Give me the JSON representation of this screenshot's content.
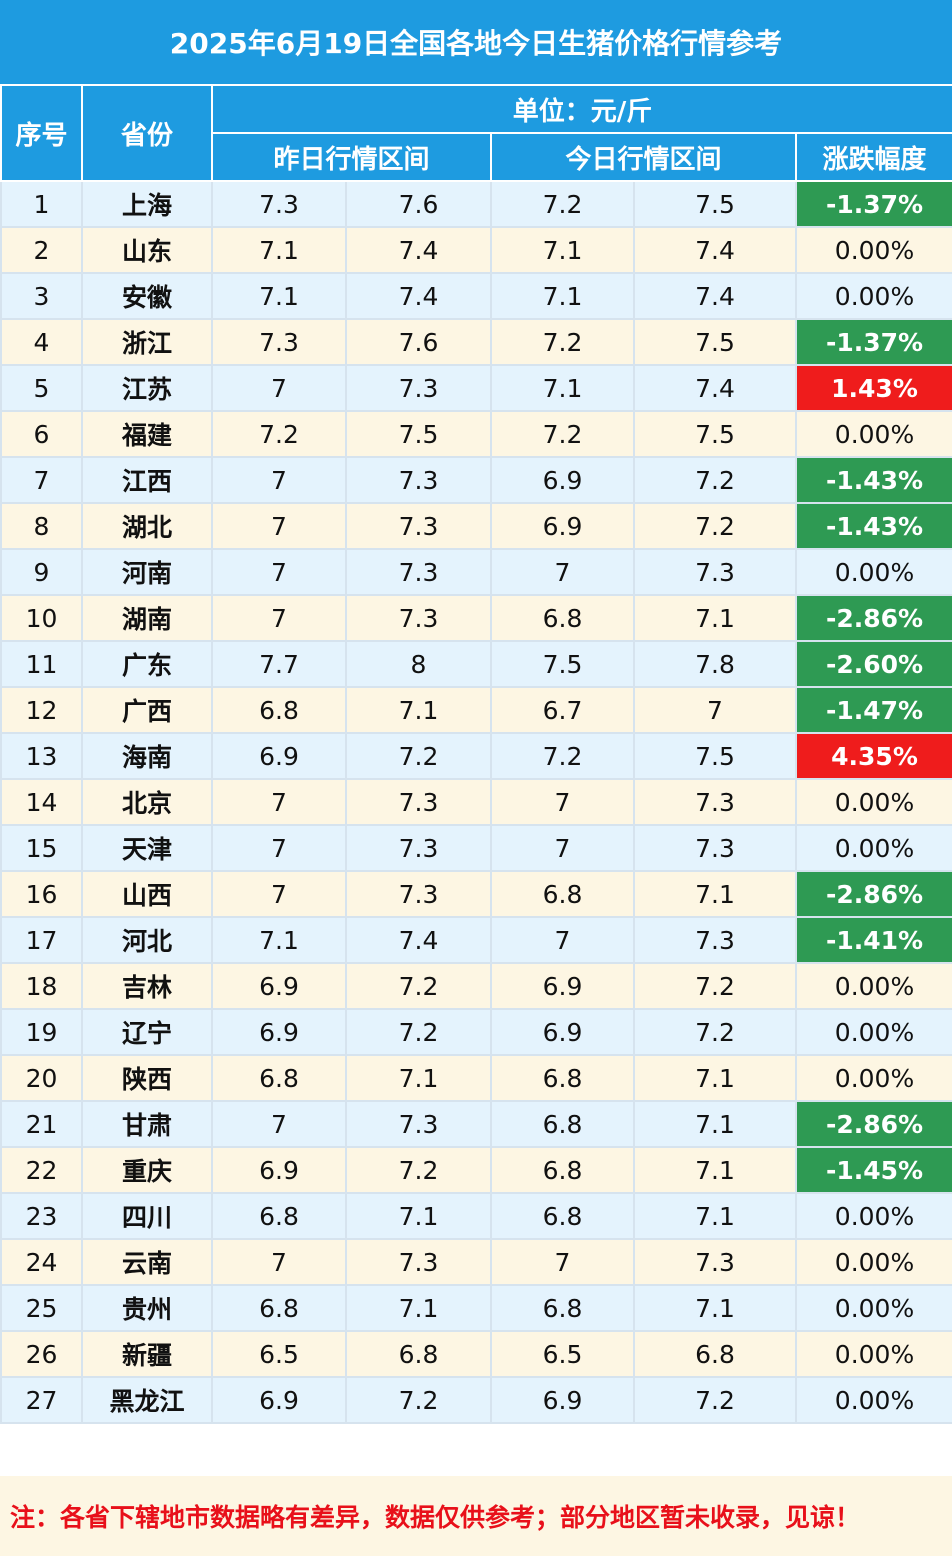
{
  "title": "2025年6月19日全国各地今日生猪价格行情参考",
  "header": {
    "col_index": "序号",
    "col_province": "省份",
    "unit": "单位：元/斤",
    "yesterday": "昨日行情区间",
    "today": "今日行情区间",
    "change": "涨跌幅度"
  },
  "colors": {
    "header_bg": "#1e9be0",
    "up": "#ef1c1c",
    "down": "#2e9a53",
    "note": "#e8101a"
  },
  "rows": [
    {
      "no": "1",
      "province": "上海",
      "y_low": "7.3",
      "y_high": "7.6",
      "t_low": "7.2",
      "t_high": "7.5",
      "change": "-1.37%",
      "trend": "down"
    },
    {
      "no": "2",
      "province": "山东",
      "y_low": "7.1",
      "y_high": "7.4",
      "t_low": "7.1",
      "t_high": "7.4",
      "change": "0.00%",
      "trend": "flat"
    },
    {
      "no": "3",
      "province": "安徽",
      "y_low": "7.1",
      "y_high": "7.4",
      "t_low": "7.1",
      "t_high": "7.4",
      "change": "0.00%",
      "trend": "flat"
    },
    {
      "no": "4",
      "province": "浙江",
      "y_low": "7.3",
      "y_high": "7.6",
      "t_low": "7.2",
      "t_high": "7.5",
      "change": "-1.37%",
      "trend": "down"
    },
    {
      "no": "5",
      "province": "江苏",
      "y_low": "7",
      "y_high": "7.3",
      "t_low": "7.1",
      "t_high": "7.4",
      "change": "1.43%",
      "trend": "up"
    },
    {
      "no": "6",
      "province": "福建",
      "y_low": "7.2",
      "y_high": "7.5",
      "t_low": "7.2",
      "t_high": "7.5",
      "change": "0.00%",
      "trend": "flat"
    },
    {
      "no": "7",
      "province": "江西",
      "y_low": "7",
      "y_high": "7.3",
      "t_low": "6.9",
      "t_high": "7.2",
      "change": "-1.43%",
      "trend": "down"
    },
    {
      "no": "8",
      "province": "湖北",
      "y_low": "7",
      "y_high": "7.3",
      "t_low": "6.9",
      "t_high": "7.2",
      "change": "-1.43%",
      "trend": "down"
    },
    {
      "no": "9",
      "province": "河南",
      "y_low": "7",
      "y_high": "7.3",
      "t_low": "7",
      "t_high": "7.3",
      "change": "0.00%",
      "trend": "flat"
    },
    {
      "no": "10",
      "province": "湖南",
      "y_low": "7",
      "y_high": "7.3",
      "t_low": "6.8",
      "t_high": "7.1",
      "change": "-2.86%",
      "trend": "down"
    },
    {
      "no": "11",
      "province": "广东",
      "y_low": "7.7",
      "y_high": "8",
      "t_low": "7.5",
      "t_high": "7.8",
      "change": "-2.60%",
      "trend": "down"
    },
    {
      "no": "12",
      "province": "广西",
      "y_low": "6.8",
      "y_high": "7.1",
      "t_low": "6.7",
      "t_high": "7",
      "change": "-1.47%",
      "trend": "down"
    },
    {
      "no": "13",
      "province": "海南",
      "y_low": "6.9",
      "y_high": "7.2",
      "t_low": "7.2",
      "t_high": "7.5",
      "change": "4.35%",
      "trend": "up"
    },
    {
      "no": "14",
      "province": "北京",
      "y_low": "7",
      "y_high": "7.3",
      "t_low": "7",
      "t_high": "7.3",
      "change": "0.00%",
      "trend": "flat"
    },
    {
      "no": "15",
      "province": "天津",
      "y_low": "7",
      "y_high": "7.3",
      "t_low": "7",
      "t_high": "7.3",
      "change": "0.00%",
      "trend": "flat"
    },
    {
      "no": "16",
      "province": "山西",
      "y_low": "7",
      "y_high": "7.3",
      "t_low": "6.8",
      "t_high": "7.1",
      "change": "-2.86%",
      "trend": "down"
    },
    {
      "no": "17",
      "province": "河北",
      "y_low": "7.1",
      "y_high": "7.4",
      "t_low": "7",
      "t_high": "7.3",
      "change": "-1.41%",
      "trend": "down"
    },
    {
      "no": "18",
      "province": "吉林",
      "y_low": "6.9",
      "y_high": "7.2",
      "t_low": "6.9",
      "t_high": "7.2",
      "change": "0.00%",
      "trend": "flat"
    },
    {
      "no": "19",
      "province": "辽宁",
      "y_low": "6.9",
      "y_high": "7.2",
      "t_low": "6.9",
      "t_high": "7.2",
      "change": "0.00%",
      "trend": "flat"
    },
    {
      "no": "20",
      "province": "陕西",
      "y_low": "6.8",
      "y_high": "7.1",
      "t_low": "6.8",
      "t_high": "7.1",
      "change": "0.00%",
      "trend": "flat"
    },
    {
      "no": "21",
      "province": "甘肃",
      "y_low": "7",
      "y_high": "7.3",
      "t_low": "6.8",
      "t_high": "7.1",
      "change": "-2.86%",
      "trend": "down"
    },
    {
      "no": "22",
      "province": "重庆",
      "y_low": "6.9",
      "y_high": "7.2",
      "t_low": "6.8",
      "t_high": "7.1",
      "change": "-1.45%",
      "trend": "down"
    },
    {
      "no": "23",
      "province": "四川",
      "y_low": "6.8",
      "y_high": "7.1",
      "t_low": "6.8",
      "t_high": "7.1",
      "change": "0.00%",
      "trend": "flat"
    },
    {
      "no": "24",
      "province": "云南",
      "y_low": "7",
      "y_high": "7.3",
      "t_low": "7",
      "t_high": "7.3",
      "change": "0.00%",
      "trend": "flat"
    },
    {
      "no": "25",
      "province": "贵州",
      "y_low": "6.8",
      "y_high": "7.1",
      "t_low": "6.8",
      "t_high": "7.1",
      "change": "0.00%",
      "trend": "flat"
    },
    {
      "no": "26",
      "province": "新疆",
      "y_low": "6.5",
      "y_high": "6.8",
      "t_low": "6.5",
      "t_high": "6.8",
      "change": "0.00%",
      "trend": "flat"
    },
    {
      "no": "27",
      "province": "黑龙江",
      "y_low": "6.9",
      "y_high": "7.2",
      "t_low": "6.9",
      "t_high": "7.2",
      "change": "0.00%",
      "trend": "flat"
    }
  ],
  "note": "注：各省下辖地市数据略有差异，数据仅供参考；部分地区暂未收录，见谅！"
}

───

Exercise requirements: With the pictures omitted, reproduce the records in full and exactly.

Correct response:
Give me the JSON representation of this screenshot's content.
{
  "title": "2025年6月19日全国各地今日生猪价格行情参考",
  "header": {
    "col_index": "序号",
    "col_province": "省份",
    "unit": "单位：元/斤",
    "yesterday": "昨日行情区间",
    "today": "今日行情区间",
    "change": "涨跌幅度"
  },
  "colors": {
    "header_bg": "#1e9be0",
    "up": "#ef1c1c",
    "down": "#2e9a53",
    "note": "#e8101a"
  },
  "rows": [
    {
      "no": "1",
      "province": "上海",
      "y_low": "7.3",
      "y_high": "7.6",
      "t_low": "7.2",
      "t_high": "7.5",
      "change": "-1.37%",
      "trend": "down"
    },
    {
      "no": "2",
      "province": "山东",
      "y_low": "7.1",
      "y_high": "7.4",
      "t_low": "7.1",
      "t_high": "7.4",
      "change": "0.00%",
      "trend": "flat"
    },
    {
      "no": "3",
      "province": "安徽",
      "y_low": "7.1",
      "y_high": "7.4",
      "t_low": "7.1",
      "t_high": "7.4",
      "change": "0.00%",
      "trend": "flat"
    },
    {
      "no": "4",
      "province": "浙江",
      "y_low": "7.3",
      "y_high": "7.6",
      "t_low": "7.2",
      "t_high": "7.5",
      "change": "-1.37%",
      "trend": "down"
    },
    {
      "no": "5",
      "province": "江苏",
      "y_low": "7",
      "y_high": "7.3",
      "t_low": "7.1",
      "t_high": "7.4",
      "change": "1.43%",
      "trend": "up"
    },
    {
      "no": "6",
      "province": "福建",
      "y_low": "7.2",
      "y_high": "7.5",
      "t_low": "7.2",
      "t_high": "7.5",
      "change": "0.00%",
      "trend": "flat"
    },
    {
      "no": "7",
      "province": "江西",
      "y_low": "7",
      "y_high": "7.3",
      "t_low": "6.9",
      "t_high": "7.2",
      "change": "-1.43%",
      "trend": "down"
    },
    {
      "no": "8",
      "province": "湖北",
      "y_low": "7",
      "y_high": "7.3",
      "t_low": "6.9",
      "t_high": "7.2",
      "change": "-1.43%",
      "trend": "down"
    },
    {
      "no": "9",
      "province": "河南",
      "y_low": "7",
      "y_high": "7.3",
      "t_low": "7",
      "t_high": "7.3",
      "change": "0.00%",
      "trend": "flat"
    },
    {
      "no": "10",
      "province": "湖南",
      "y_low": "7",
      "y_high": "7.3",
      "t_low": "6.8",
      "t_high": "7.1",
      "change": "-2.86%",
      "trend": "down"
    },
    {
      "no": "11",
      "province": "广东",
      "y_low": "7.7",
      "y_high": "8",
      "t_low": "7.5",
      "t_high": "7.8",
      "change": "-2.60%",
      "trend": "down"
    },
    {
      "no": "12",
      "province": "广西",
      "y_low": "6.8",
      "y_high": "7.1",
      "t_low": "6.7",
      "t_high": "7",
      "change": "-1.47%",
      "trend": "down"
    },
    {
      "no": "13",
      "province": "海南",
      "y_low": "6.9",
      "y_high": "7.2",
      "t_low": "7.2",
      "t_high": "7.5",
      "change": "4.35%",
      "trend": "up"
    },
    {
      "no": "14",
      "province": "北京",
      "y_low": "7",
      "y_high": "7.3",
      "t_low": "7",
      "t_high": "7.3",
      "change": "0.00%",
      "trend": "flat"
    },
    {
      "no": "15",
      "province": "天津",
      "y_low": "7",
      "y_high": "7.3",
      "t_low": "7",
      "t_high": "7.3",
      "change": "0.00%",
      "trend": "flat"
    },
    {
      "no": "16",
      "province": "山西",
      "y_low": "7",
      "y_high": "7.3",
      "t_low": "6.8",
      "t_high": "7.1",
      "change": "-2.86%",
      "trend": "down"
    },
    {
      "no": "17",
      "province": "河北",
      "y_low": "7.1",
      "y_high": "7.4",
      "t_low": "7",
      "t_high": "7.3",
      "change": "-1.41%",
      "trend": "down"
    },
    {
      "no": "18",
      "province": "吉林",
      "y_low": "6.9",
      "y_high": "7.2",
      "t_low": "6.9",
      "t_high": "7.2",
      "change": "0.00%",
      "trend": "flat"
    },
    {
      "no": "19",
      "province": "辽宁",
      "y_low": "6.9",
      "y_high": "7.2",
      "t_low": "6.9",
      "t_high": "7.2",
      "change": "0.00%",
      "trend": "flat"
    },
    {
      "no": "20",
      "province": "陕西",
      "y_low": "6.8",
      "y_high": "7.1",
      "t_low": "6.8",
      "t_high": "7.1",
      "change": "0.00%",
      "trend": "flat"
    },
    {
      "no": "21",
      "province": "甘肃",
      "y_low": "7",
      "y_high": "7.3",
      "t_low": "6.8",
      "t_high": "7.1",
      "change": "-2.86%",
      "trend": "down"
    },
    {
      "no": "22",
      "province": "重庆",
      "y_low": "6.9",
      "y_high": "7.2",
      "t_low": "6.8",
      "t_high": "7.1",
      "change": "-1.45%",
      "trend": "down"
    },
    {
      "no": "23",
      "province": "四川",
      "y_low": "6.8",
      "y_high": "7.1",
      "t_low": "6.8",
      "t_high": "7.1",
      "change": "0.00%",
      "trend": "flat"
    },
    {
      "no": "24",
      "province": "云南",
      "y_low": "7",
      "y_high": "7.3",
      "t_low": "7",
      "t_high": "7.3",
      "change": "0.00%",
      "trend": "flat"
    },
    {
      "no": "25",
      "province": "贵州",
      "y_low": "6.8",
      "y_high": "7.1",
      "t_low": "6.8",
      "t_high": "7.1",
      "change": "0.00%",
      "trend": "flat"
    },
    {
      "no": "26",
      "province": "新疆",
      "y_low": "6.5",
      "y_high": "6.8",
      "t_low": "6.5",
      "t_high": "6.8",
      "change": "0.00%",
      "trend": "flat"
    },
    {
      "no": "27",
      "province": "黑龙江",
      "y_low": "6.9",
      "y_high": "7.2",
      "t_low": "6.9",
      "t_high": "7.2",
      "change": "0.00%",
      "trend": "flat"
    }
  ],
  "note": "注：各省下辖地市数据略有差异，数据仅供参考；部分地区暂未收录，见谅！"
}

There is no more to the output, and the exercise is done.